**Short problem:** State how many lines of the entries hold the string "different". Reply with the number alone.

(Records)
..........
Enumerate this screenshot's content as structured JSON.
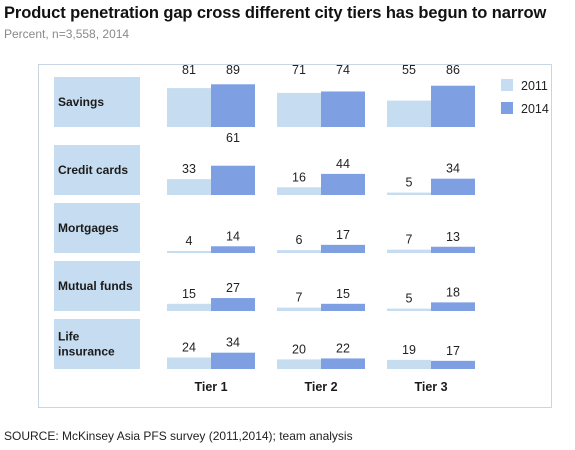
{
  "title": "Product penetration gap cross different city tiers has begun to narrow",
  "subtitle": "Percent, n=3,558, 2014",
  "source": "SOURCE: McKinsey Asia PFS survey (2011,2014); team analysis",
  "colors": {
    "s2011": "#c6dcf0",
    "s2014": "#7f9fe3",
    "rowlabel": "#c6dcf0"
  },
  "chart_data": {
    "type": "bar",
    "title": "Product penetration gap cross different city tiers has begun to narrow",
    "subtitle": "Percent, n=3,558, 2014",
    "categories": [
      "Tier 1",
      "Tier 2",
      "Tier 3"
    ],
    "legend": {
      "position": "right",
      "entries": [
        "2011",
        "2014"
      ]
    },
    "ylim": [
      0,
      100
    ],
    "panels": [
      {
        "label": "Savings",
        "series": [
          {
            "name": "2011",
            "values": [
              81,
              71,
              55
            ]
          },
          {
            "name": "2014",
            "values": [
              89,
              74,
              86
            ]
          }
        ]
      },
      {
        "label": "Credit cards",
        "series": [
          {
            "name": "2011",
            "values": [
              33,
              16,
              5
            ]
          },
          {
            "name": "2014",
            "values": [
              61,
              44,
              34
            ]
          }
        ]
      },
      {
        "label": "Mortgages",
        "series": [
          {
            "name": "2011",
            "values": [
              4,
              6,
              7
            ]
          },
          {
            "name": "2014",
            "values": [
              14,
              17,
              13
            ]
          }
        ]
      },
      {
        "label": "Mutual funds",
        "series": [
          {
            "name": "2011",
            "values": [
              15,
              7,
              5
            ]
          },
          {
            "name": "2014",
            "values": [
              27,
              15,
              18
            ]
          }
        ]
      },
      {
        "label": "Life insurance",
        "series": [
          {
            "name": "2011",
            "values": [
              24,
              20,
              19
            ]
          },
          {
            "name": "2014",
            "values": [
              34,
              22,
              17
            ]
          }
        ]
      }
    ]
  }
}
..........
**Full output:** 2